• [WHAT THE TASK REQUIRES] Below are some entries. Work out how many of their lines hold the word "tools", and write that number alone.

═══ DATASET CONTENT

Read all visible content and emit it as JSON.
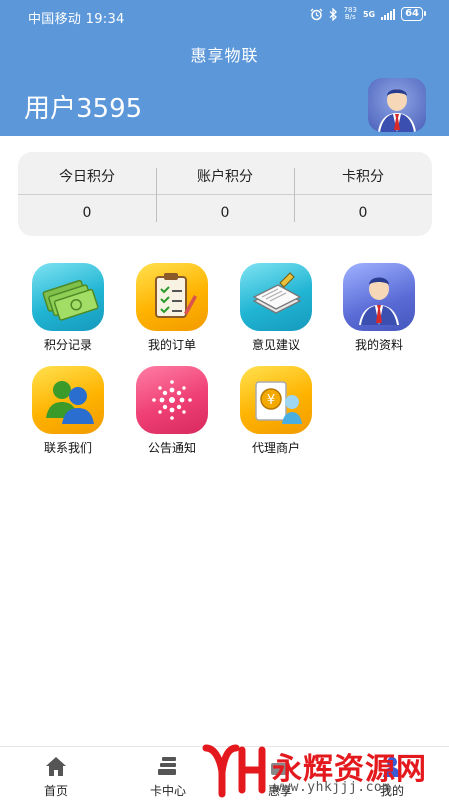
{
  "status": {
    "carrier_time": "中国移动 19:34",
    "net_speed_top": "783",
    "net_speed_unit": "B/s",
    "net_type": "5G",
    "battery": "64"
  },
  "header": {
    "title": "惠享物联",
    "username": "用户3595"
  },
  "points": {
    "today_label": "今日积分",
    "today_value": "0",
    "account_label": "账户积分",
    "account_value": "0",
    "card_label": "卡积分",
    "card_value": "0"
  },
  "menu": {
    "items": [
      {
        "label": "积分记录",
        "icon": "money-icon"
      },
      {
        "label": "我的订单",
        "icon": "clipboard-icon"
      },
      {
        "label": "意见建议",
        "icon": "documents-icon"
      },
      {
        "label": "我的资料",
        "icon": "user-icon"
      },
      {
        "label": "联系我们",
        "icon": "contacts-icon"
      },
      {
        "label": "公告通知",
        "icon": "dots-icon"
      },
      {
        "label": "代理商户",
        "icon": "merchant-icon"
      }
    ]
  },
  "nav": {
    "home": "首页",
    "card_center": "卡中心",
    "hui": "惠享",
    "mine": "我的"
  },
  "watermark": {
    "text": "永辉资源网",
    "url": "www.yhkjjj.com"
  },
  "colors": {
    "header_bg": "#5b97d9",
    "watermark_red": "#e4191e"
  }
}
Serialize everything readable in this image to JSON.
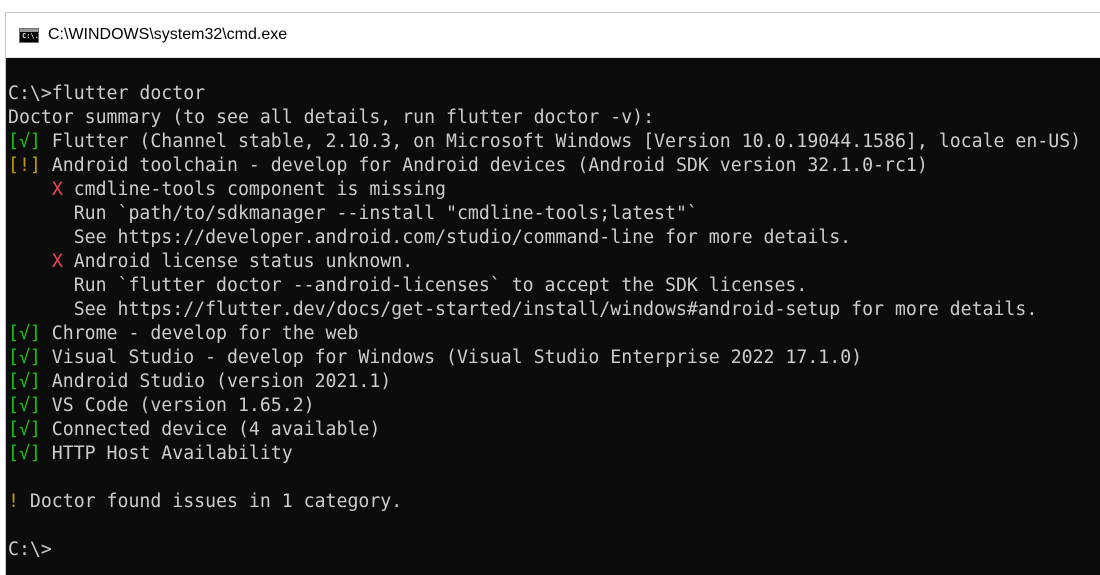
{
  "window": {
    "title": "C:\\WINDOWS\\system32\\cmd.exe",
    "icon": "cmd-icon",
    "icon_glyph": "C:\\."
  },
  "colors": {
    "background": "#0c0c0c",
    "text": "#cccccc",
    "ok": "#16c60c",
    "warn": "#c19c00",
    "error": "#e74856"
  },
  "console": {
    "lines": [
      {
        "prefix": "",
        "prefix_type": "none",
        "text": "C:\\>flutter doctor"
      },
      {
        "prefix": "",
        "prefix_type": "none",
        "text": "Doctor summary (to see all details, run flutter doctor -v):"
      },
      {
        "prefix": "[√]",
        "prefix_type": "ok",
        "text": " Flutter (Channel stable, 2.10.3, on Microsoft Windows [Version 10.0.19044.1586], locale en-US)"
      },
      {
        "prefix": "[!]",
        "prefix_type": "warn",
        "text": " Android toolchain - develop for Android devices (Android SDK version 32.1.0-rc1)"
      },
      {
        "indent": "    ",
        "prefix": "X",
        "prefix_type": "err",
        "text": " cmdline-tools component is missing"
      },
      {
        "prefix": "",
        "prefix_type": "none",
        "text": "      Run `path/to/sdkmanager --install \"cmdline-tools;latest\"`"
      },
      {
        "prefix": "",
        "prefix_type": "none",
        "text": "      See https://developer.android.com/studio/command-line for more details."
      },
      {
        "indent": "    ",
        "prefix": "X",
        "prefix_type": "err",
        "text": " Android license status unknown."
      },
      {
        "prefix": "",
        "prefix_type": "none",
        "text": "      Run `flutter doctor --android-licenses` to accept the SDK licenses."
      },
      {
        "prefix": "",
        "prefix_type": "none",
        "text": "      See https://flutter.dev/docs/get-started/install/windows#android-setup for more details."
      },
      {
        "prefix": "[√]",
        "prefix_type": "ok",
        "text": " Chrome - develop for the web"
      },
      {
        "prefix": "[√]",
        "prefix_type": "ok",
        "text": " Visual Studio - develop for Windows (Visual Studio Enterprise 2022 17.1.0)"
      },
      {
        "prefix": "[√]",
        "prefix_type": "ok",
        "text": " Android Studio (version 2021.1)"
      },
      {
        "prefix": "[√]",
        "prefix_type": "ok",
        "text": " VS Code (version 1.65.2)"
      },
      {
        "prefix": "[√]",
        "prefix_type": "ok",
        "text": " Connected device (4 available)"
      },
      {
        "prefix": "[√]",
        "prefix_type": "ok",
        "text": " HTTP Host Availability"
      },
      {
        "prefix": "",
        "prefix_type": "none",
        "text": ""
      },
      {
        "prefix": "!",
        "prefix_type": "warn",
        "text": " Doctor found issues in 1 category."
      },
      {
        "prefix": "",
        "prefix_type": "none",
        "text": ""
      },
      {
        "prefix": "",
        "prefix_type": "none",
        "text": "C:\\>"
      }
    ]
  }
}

══════

• [FINAL RESULT] 2